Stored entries
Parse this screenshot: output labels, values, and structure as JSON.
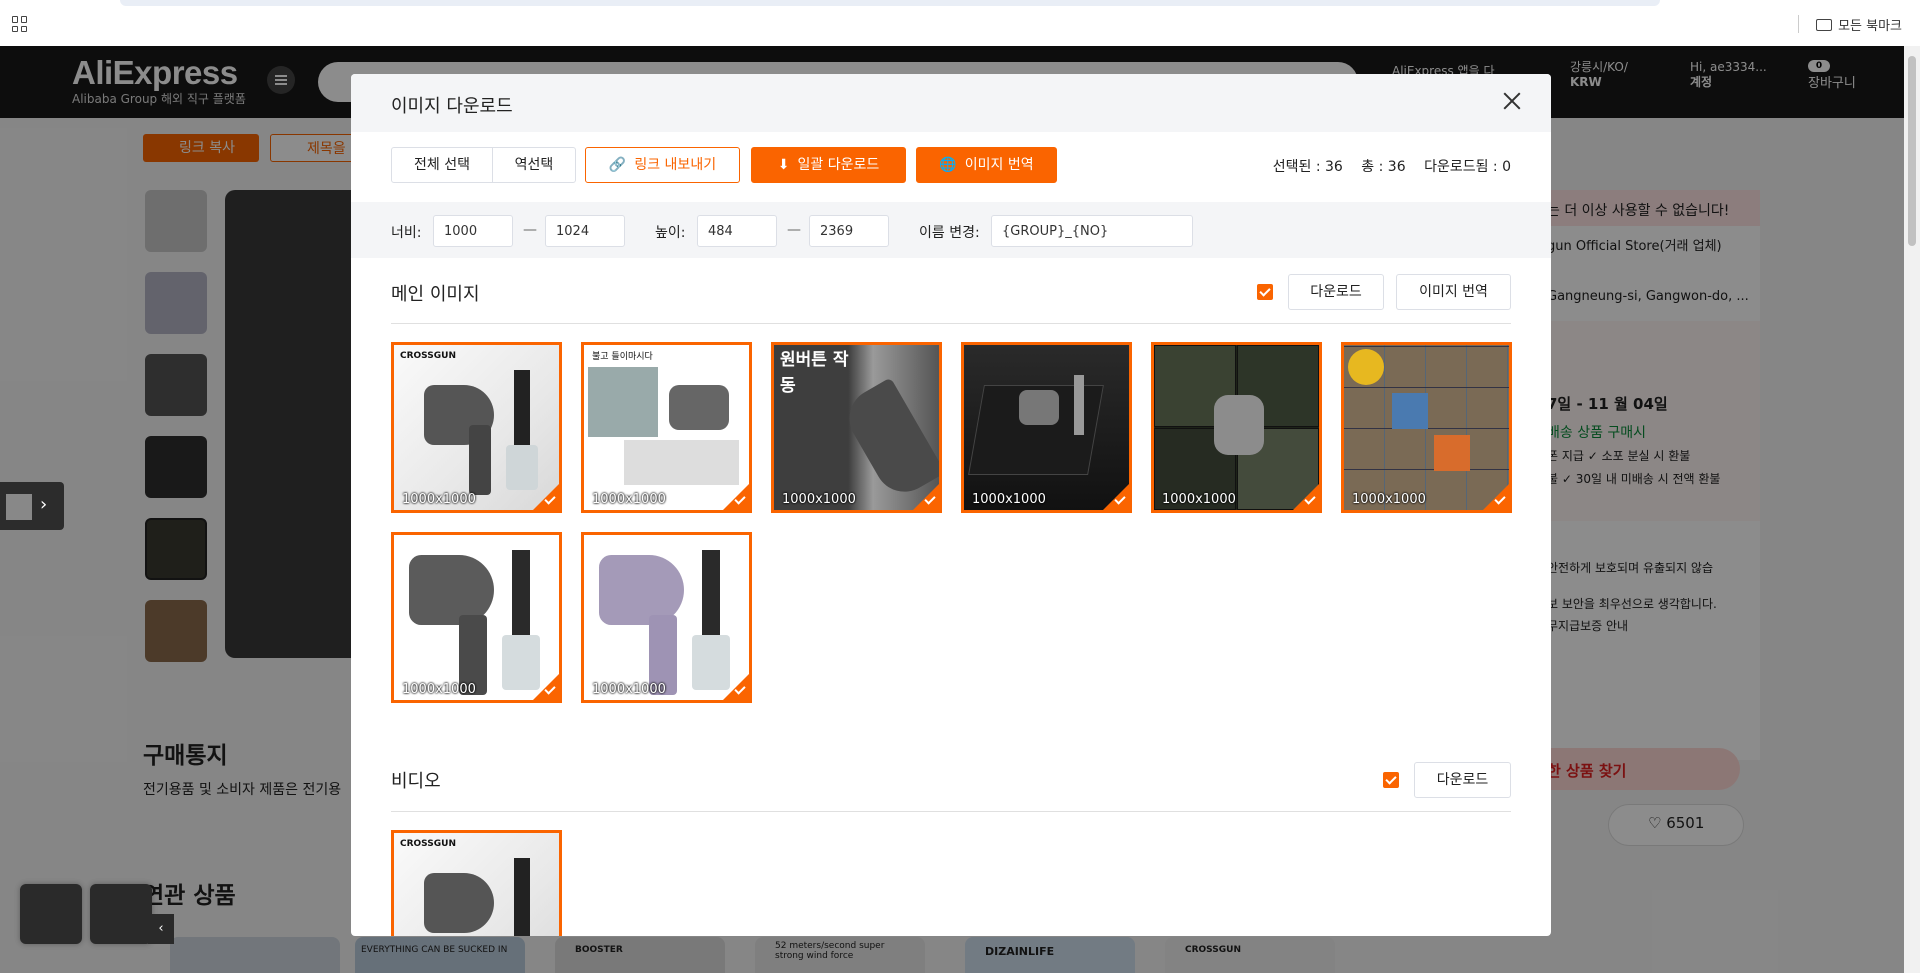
{
  "browser": {
    "bookmarks_label": "모든 북마크"
  },
  "header": {
    "logo_main": "AliExpress",
    "logo_sub": "Alibaba Group 해외 직구 플랫폼",
    "app_text": "AliExpress 앱을 다",
    "region_line1": "강릉시/KO/",
    "region_line2": "KRW",
    "account_line1": "Hi, ae3334...",
    "account_line2": "계정",
    "cart_count": "0",
    "cart_label": "장바구니"
  },
  "page": {
    "copy_link_button": "링크 복사",
    "copy_title_button": "제목을",
    "purchase_notice_title": "구매통지",
    "purchase_notice_text": "전기용품 및 소비자 제품은 전기용",
    "related_title": "연관 상품",
    "side_warning": "는 더 이상 사용할 수 없습니다!",
    "side_store": "gun Official Store(거래 업체)",
    "side_location": "Gangneung-si, Gangwon-do, ...",
    "side_delivery": "7일 - 11 월 04일",
    "side_guarantee": "배송 상품 구매시",
    "side_refund1": "폰 지급  ✓ 소포 분실 시 환불",
    "side_refund2": "불  ✓ 30일 내 미배송 시 전액 환불",
    "side_secure1": "안전하게 보호되며 유출되지 않습",
    "side_secure2": "보 보안을 최우선으로 생각합니다.",
    "side_secure3": "무지급보증 안내",
    "side_find": "한 상품 찾기",
    "wishlist_count": "6501",
    "banner_text1": "EVERYTHING CAN BE SUCKED IN",
    "banner_text2": "BOOSTER",
    "banner_text3": "52 meters/second super strong wind force",
    "banner_text4": "DIZAINLIFE",
    "banner_text5": "CROSSGUN"
  },
  "modal": {
    "title": "이미지 다운로드",
    "toolbar": {
      "select_all": "전체 선택",
      "invert_select": "역선택",
      "export_links": "링크 내보내기",
      "bulk_download": "일괄 다운로드",
      "translate_images": "이미지 번역"
    },
    "counts": {
      "selected": "선택된 : 36",
      "total": "총 : 36",
      "downloaded": "다운로드됨 : 0"
    },
    "filters": {
      "width_label": "너비:",
      "width_min": "1000",
      "width_max": "1024",
      "height_label": "높이:",
      "height_min": "484",
      "height_max": "2369",
      "rename_label": "이름 변경:",
      "rename_pattern": "{GROUP}_{NO}",
      "range_dash": "—"
    },
    "main_section": {
      "title": "메인 이미지",
      "download_button": "다운로드",
      "translate_button": "이미지 번역",
      "images": [
        {
          "size": "1000x1000",
          "caption": "CROSSGUN"
        },
        {
          "size": "1000x1000",
          "caption": "불고 들이마시다"
        },
        {
          "size": "1000x1000",
          "caption": "원버튼 작동"
        },
        {
          "size": "1000x1000",
          "caption": ""
        },
        {
          "size": "1000x1000",
          "caption": ""
        },
        {
          "size": "1000x1000",
          "caption": ""
        },
        {
          "size": "1000x1000",
          "caption": ""
        },
        {
          "size": "1000x1000",
          "caption": ""
        }
      ]
    },
    "video_section": {
      "title": "비디오",
      "download_button": "다운로드",
      "videos": [
        {
          "caption": "CROSSGUN"
        }
      ]
    }
  },
  "colors": {
    "accent": "#fa6400",
    "header_bg": "#191919"
  }
}
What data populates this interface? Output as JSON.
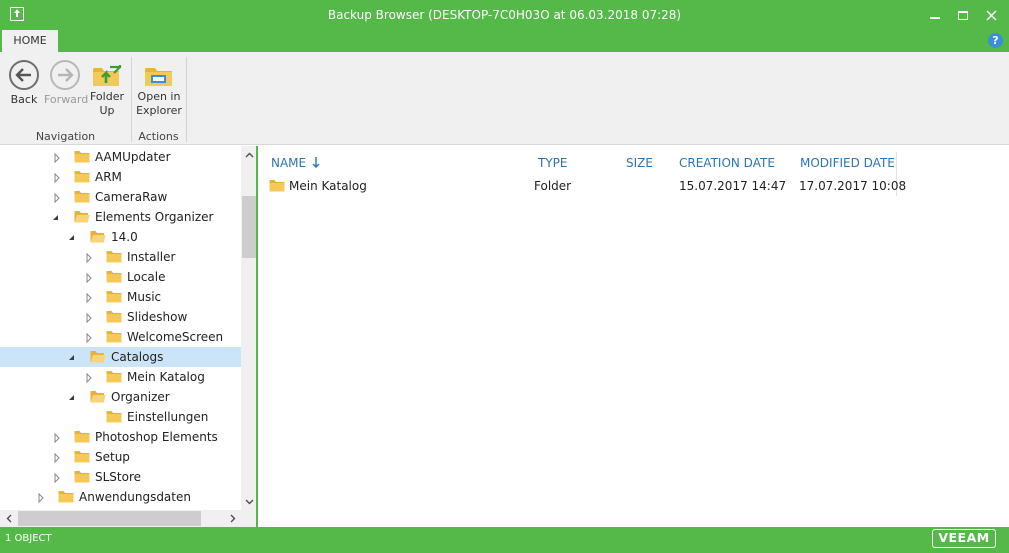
{
  "window": {
    "title": "Backup Browser (DESKTOP-7C0H03O at 06.03.2018 07:28)",
    "help_label": "?"
  },
  "ribbon": {
    "tab": "HOME",
    "groups": [
      {
        "label": "Navigation"
      },
      {
        "label": "Actions"
      }
    ],
    "buttons": {
      "back": {
        "line1": "Back",
        "line2": ""
      },
      "forward": {
        "line1": "Forward",
        "line2": ""
      },
      "folder_up": {
        "line1": "Folder",
        "line2": "Up"
      },
      "open_in_explorer": {
        "line1": "Open in",
        "line2": "Explorer"
      }
    }
  },
  "tree": {
    "items": [
      {
        "label": "AAMUpdater"
      },
      {
        "label": "ARM"
      },
      {
        "label": "CameraRaw"
      },
      {
        "label": "Elements Organizer"
      },
      {
        "label": "14.0"
      },
      {
        "label": "Installer"
      },
      {
        "label": "Locale"
      },
      {
        "label": "Music"
      },
      {
        "label": "Slideshow"
      },
      {
        "label": "WelcomeScreen"
      },
      {
        "label": "Catalogs"
      },
      {
        "label": "Mein Katalog"
      },
      {
        "label": "Organizer"
      },
      {
        "label": "Einstellungen"
      },
      {
        "label": "Photoshop Elements"
      },
      {
        "label": "Setup"
      },
      {
        "label": "SLStore"
      },
      {
        "label": "Anwendungsdaten"
      }
    ],
    "selected": "Catalogs"
  },
  "list": {
    "columns": {
      "name": "NAME",
      "type": "TYPE",
      "size": "SIZE",
      "created": "CREATION DATE",
      "modified": "MODIFIED DATE"
    },
    "sort_column": "NAME",
    "rows": [
      {
        "name": "Mein Katalog",
        "type": "Folder",
        "size": "",
        "created": "15.07.2017 14:47",
        "modified": "17.07.2017 10:08"
      }
    ]
  },
  "status": {
    "count": "1 OBJECT",
    "logo": "VEEAM"
  },
  "colors": {
    "brand": "#54b948",
    "header_text": "#2e74b5",
    "selection": "#cce4f7",
    "folder": "#f5c85a"
  }
}
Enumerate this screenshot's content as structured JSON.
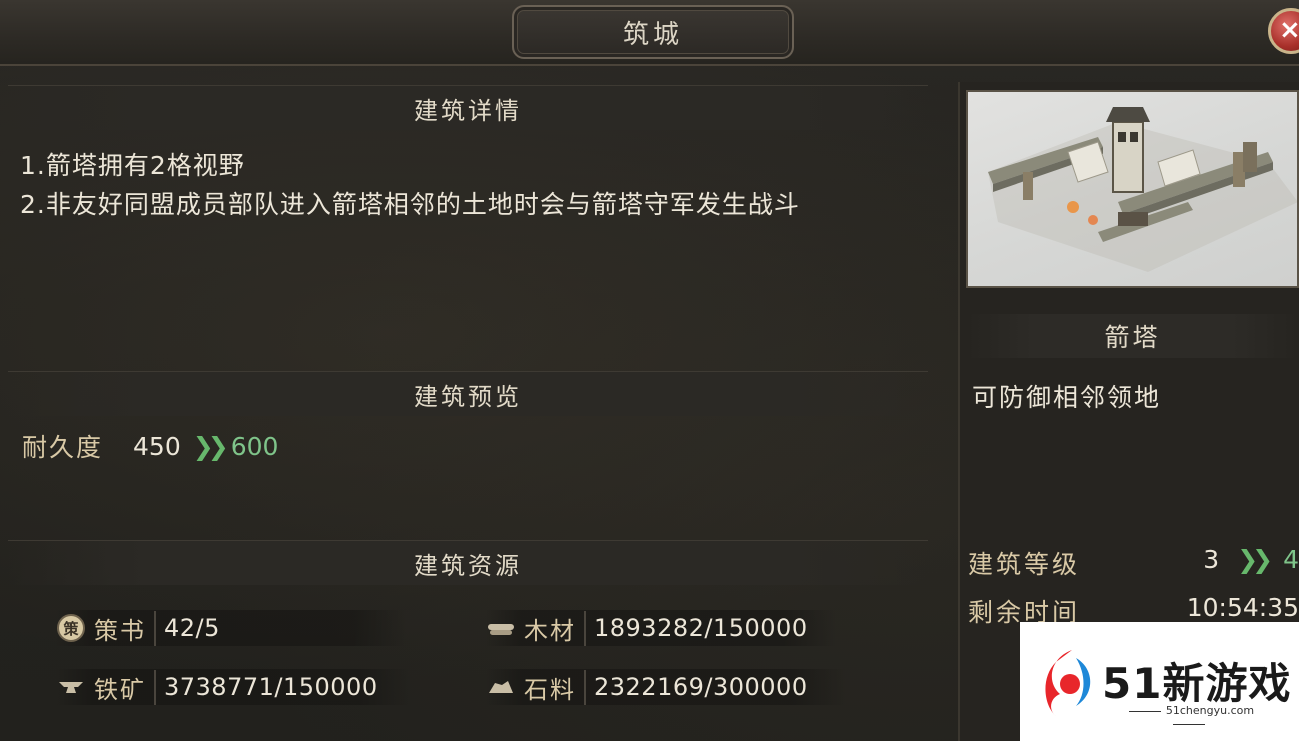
{
  "window": {
    "title": "筑城",
    "close_icon": "×"
  },
  "details": {
    "header": "建筑详情",
    "lines": [
      "1.箭塔拥有2格视野",
      "2.非友好同盟成员部队进入箭塔相邻的土地时会与箭塔守军发生战斗"
    ]
  },
  "preview_section": {
    "header": "建筑预览",
    "stat": {
      "label": "耐久度",
      "from": "450",
      "to": "600"
    }
  },
  "resources_section": {
    "header": "建筑资源",
    "items": [
      {
        "icon": "bamboo-scroll-icon",
        "icon_text": "策",
        "label": "策书",
        "value": "42/5"
      },
      {
        "icon": "wood-log-icon",
        "label": "木材",
        "value": "1893282/150000"
      },
      {
        "icon": "iron-anvil-icon",
        "label": "铁矿",
        "value": "3738771/150000"
      },
      {
        "icon": "stone-icon",
        "label": "石料",
        "value": "2322169/300000"
      }
    ]
  },
  "building": {
    "name": "箭塔",
    "description": "可防御相邻领地",
    "level": {
      "label": "建筑等级",
      "from": "3",
      "to": "4"
    },
    "time": {
      "label": "剩余时间",
      "value": "10:54:35"
    }
  },
  "watermark": {
    "brand": "51新游戏",
    "url": "51chengyu.com"
  },
  "colors": {
    "accent_green": "#67b86c",
    "label_gold": "#d9c9a6",
    "close_red": "#a8302a"
  }
}
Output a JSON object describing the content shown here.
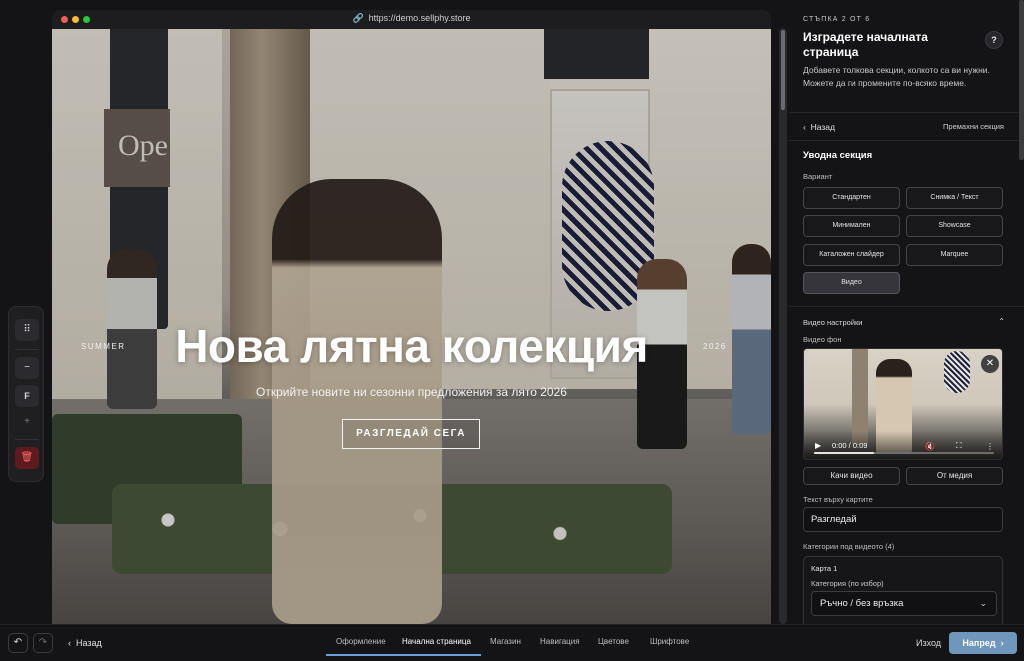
{
  "browser": {
    "url": "https://demo.sellphy.store"
  },
  "hero": {
    "left_label": "SUMMER",
    "right_label": "2026",
    "title": "Нова лятна колекция",
    "subtitle": "Открийте новите ни сезонни предложения за лято 2026",
    "cta": "РАЗГЛЕДАЙ СЕГА",
    "store_sign": "Ope"
  },
  "tools": {
    "drag": "⠿",
    "minus": "−",
    "f": "F",
    "plus": "+",
    "delete": "🗑"
  },
  "panel": {
    "step": "СТЪПКА 2 ОТ 6",
    "title": "Изградете началната страница",
    "help": "?",
    "description": "Добавете толкова секции, колкото са ви нужни. Можете да ги промените по-всяко време.",
    "back": "Назад",
    "remove": "Премахни секция",
    "section_title": "Уводна секция",
    "variant_label": "Вариант",
    "variants": [
      "Стандартен",
      "Снимка / Текст",
      "Минимален",
      "Showcase",
      "Каталожен слайдер",
      "Marquee",
      "Видео"
    ],
    "active_variant": "Видео",
    "video_settings": "Видео настройки",
    "video_bg_label": "Видео фон",
    "video_time": "0:00 / 0:09",
    "upload_video": "Качи видео",
    "from_media": "От медия",
    "button_text_label": "Текст върху картите",
    "button_text_value": "Разгледай",
    "categories_label": "Категории под видеото (4)",
    "card_title": "Карта 1",
    "card_category_label": "Категория (по избор)",
    "card_category_value": "Ръчно / без връзка"
  },
  "bottom": {
    "back": "Назад",
    "tabs": [
      "Оформление",
      "Начална страница",
      "Магазин",
      "Навигация",
      "Цветове",
      "Шрифтове"
    ],
    "active_tab": "Начална страница",
    "exit": "Изход",
    "next": "Напред"
  },
  "colors": {
    "accent": "#6aa3d8",
    "next_button": "#6f96bb",
    "delete": "#5e1a1c"
  }
}
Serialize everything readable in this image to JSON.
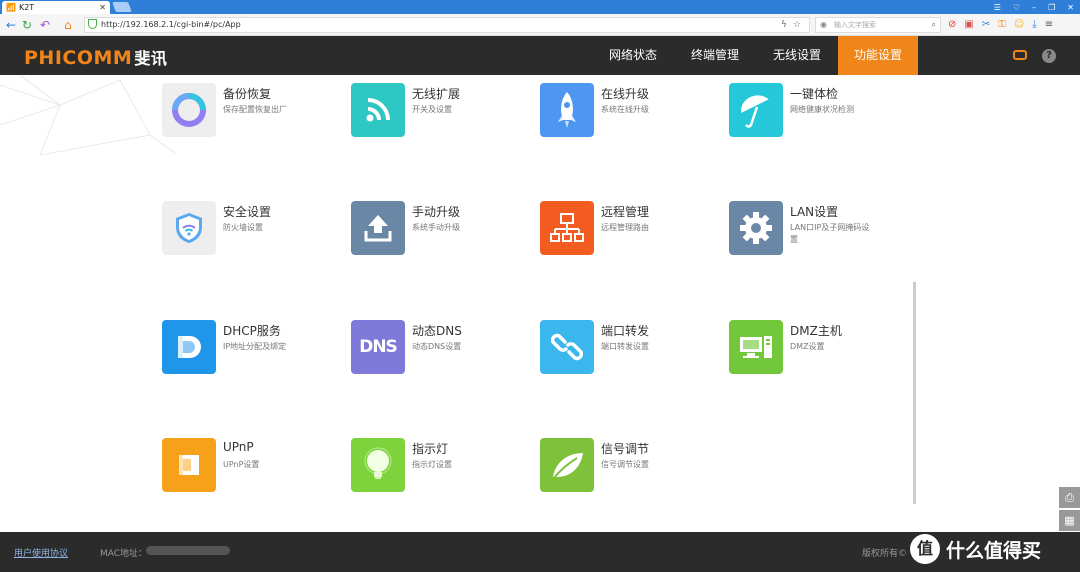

> Exercise prompt: Look through the entries above. Extract each line with the word "Mein".

> Task answer:
        "label": "Mein Katalog"
        "name": "Mein Katalog",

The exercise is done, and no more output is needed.